#### Stated task:
Pictures aside, write out every record exactly as it appears.
##### Information shown
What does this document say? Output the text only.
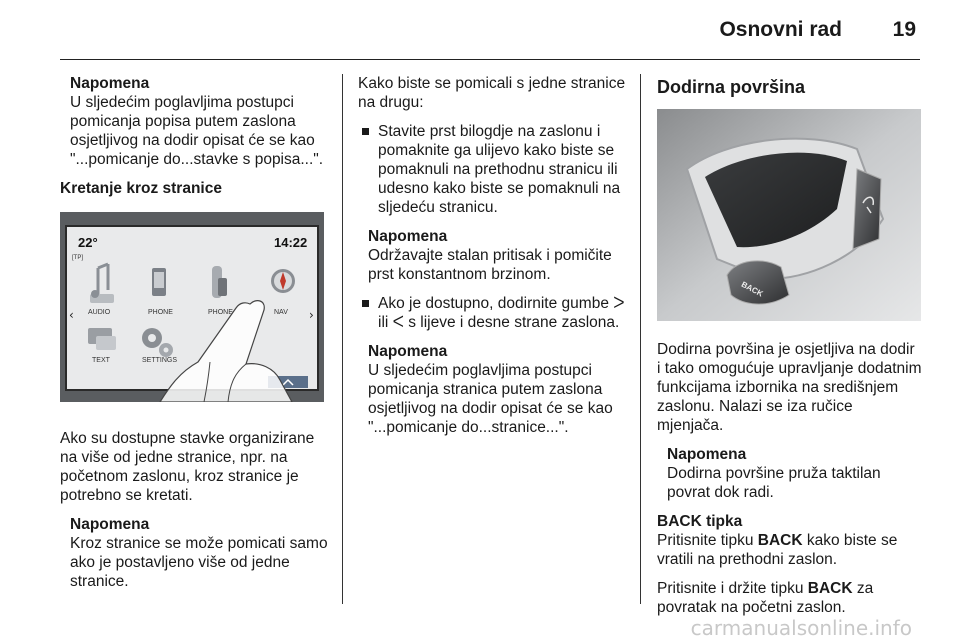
Osnovni rad 19
Napomena
U sljedećim poglavljima postupci pomicanja popisa putem zaslona osjetljivog na dodir opisat će se kao "...pomicanje do...stavke s popisa...".
Kretanje kroz stranice
22°
[TP]
14:22
AUDIO	PHONE	PHONE	NAV
TEXT	SETTINGS
‹	›
Ako su dostupne stavke organizirane na više od jedne stranice, npr. na početnom zaslonu, kroz stranice je potrebno se kretati.
Napomena
Kroz stranice se može pomicati samo ako je postavljeno više od jedne stranice.
Kako biste se pomicali s jedne stranice na drugu:
Stavite prst bilogdje na zaslonu i pomaknite ga ulijevo kako biste se pomaknuli na prethodnu stranicu ili udesno kako biste se pomaknuli na sljedeću stranicu.
Napomena
Održavajte stalan pritisak i pomičite prst konstantnom brzinom.
Ako je dostupno, dodirnite gumbe ᐳ ili ᐸ s lijeve i desne strane zaslona.
Napomena
U sljedećim poglavljima postupci pomicanja stranica putem zaslona osjetljivog na dodir opisat će se kao "...pomicanje do...stranice...".
Dodirna površina
BACK
Dodirna površina je osjetljiva na dodir i tako omogućuje upravljanje dodatnim funkcijama izbornika na središnjem zaslonu. Nalazi se iza ručice mjenjača.
Napomena
Dodirna površine pruža taktilan povrat dok radi.
BACK tipka
Pritisnite tipku BACK kako biste se vratili na prethodni zaslon.
Pritisnite i držite tipku BACK za povratak na početni zaslon.
carmanualsonline.info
##########
#### Solved exercise:
What does this document say? Output the text only.
Osnovni rad 19
Napomena
U sljedećim poglavljima postupci pomicanja popisa putem zaslona osjetljivog na dodir opisat će se kao "...pomicanje do...stavke s popisa...".
Kretanje kroz stranice
22°
[TP]
14:22
AUDIO	PHONE	PHONE	NAV
TEXT	SETTINGS
‹	›
Ako su dostupne stavke organizirane na više od jedne stranice, npr. na početnom zaslonu, kroz stranice je potrebno se kretati.
Napomena
Kroz stranice se može pomicati samo ako je postavljeno više od jedne stranice.
Kako biste se pomicali s jedne stranice na drugu:
Stavite prst bilogdje na zaslonu i pomaknite ga ulijevo kako biste se pomaknuli na prethodnu stranicu ili udesno kako biste se pomaknuli na sljedeću stranicu.
Napomena
Održavajte stalan pritisak i pomičite prst konstantnom brzinom.
Ako je dostupno, dodirnite gumbe ᐳ ili ᐸ s lijeve i desne strane zaslona.
Napomena
U sljedećim poglavljima postupci pomicanja stranica putem zaslona osjetljivog na dodir opisat će se kao "...pomicanje do...stranice...".
Dodirna površina
BACK
Dodirna površina je osjetljiva na dodir i tako omogućuje upravljanje dodatnim funkcijama izbornika na središnjem zaslonu. Nalazi se iza ručice mjenjača.
Napomena
Dodirna površine pruža taktilan povrat dok radi.
BACK tipka
Pritisnite tipku BACK kako biste se vratili na prethodni zaslon.
Pritisnite i držite tipku BACK za povratak na početni zaslon.
carmanualsonline.info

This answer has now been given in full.